INSTRUCTION: Copy every line of the entries that includes the word "восемьдесят".

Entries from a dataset
^^^^^^^^^^^^^^^^
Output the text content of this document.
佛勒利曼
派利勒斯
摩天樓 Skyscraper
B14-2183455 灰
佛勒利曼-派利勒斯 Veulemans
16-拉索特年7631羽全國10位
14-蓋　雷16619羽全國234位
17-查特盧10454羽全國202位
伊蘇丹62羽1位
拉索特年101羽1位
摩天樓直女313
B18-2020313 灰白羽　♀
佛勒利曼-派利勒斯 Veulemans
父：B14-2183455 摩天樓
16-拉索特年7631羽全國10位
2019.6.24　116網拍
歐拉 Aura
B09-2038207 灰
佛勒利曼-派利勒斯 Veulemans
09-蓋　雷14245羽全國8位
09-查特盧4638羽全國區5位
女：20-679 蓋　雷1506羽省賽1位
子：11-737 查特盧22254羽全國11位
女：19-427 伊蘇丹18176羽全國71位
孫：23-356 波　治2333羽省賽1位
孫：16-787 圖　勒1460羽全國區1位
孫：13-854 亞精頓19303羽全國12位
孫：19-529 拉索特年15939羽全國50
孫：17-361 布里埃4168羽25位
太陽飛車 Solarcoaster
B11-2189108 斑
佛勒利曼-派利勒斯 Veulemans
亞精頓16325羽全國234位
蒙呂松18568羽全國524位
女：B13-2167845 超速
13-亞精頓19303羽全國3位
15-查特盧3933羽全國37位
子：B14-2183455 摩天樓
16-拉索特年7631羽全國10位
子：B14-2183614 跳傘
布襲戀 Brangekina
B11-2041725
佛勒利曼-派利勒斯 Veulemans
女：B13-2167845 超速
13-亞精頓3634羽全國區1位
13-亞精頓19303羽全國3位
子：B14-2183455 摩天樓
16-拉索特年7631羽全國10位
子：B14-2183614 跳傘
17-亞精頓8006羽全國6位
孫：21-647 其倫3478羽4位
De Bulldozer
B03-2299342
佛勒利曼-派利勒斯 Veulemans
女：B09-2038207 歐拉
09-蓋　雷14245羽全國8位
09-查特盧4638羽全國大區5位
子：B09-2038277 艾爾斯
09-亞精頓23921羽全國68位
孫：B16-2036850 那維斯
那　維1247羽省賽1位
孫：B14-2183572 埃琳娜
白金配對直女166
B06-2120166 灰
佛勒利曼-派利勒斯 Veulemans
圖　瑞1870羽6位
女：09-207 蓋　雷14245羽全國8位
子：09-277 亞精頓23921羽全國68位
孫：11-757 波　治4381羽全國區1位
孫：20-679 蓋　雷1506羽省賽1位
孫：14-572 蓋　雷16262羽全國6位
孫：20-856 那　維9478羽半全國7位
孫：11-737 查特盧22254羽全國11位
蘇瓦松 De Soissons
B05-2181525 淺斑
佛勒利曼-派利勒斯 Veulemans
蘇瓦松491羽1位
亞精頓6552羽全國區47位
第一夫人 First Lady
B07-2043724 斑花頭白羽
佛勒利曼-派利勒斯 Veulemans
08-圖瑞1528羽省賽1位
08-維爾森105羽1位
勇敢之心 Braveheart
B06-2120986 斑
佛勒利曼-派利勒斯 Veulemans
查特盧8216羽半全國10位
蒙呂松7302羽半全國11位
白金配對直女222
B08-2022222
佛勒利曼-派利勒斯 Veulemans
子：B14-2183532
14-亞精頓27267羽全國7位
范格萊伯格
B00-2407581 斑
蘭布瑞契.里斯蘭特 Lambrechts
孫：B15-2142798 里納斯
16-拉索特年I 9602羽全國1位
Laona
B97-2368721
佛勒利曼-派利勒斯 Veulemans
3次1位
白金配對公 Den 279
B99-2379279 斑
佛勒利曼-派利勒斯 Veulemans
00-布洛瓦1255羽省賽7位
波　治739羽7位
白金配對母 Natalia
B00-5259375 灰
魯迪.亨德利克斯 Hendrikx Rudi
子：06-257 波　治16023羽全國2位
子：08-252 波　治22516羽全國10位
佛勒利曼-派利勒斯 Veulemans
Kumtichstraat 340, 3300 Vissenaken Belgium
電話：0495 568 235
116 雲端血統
^^^^^^^^^^^^^^^^
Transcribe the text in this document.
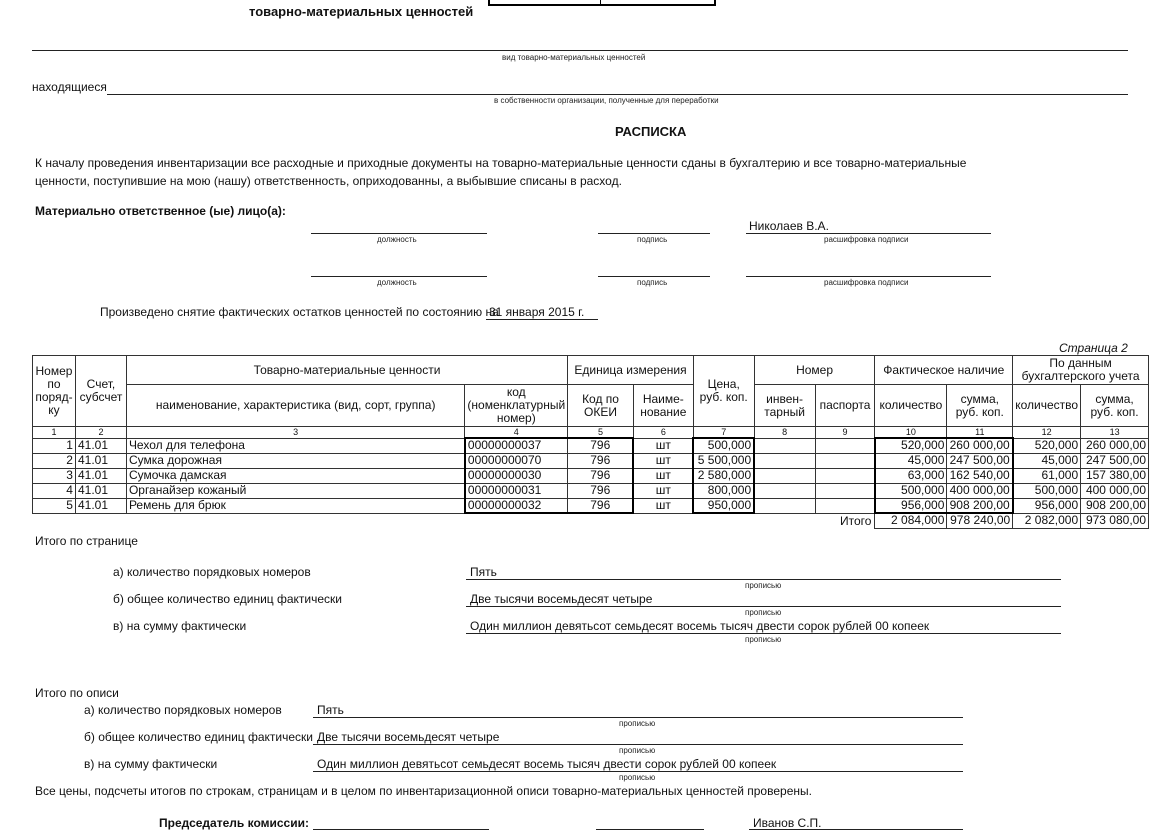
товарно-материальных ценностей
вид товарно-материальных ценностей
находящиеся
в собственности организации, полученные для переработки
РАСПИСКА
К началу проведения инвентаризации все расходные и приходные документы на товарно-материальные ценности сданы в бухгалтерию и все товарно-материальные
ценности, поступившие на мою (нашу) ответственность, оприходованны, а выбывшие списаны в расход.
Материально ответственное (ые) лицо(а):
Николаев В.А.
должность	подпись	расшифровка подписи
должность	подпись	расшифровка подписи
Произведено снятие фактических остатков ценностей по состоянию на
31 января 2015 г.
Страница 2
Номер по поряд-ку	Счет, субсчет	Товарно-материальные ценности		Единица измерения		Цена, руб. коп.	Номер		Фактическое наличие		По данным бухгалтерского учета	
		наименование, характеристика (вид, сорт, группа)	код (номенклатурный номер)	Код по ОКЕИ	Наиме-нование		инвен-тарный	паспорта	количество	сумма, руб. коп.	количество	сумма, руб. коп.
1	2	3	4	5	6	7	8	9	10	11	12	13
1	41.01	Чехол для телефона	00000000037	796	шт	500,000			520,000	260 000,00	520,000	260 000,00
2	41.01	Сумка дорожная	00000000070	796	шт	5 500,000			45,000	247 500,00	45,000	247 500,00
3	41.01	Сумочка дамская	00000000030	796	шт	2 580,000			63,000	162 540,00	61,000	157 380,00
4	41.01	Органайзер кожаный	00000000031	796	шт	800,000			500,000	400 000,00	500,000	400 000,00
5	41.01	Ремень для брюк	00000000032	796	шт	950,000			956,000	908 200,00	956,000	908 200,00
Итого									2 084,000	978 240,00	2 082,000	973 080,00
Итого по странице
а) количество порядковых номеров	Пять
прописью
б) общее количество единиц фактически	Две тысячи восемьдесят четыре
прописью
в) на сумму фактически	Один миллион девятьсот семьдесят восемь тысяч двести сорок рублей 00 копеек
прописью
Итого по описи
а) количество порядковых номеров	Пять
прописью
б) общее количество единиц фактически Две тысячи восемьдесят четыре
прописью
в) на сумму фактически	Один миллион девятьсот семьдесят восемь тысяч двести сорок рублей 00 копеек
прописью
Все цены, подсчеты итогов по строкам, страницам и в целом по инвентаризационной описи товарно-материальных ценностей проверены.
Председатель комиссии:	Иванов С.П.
^^^^^^^^^^^^^^^^
REPLY:
б) общее количество единиц фактически	Две тысячи восемьдесят четыре
б) общее количество единиц фактически Две тысячи восемьдесят четыре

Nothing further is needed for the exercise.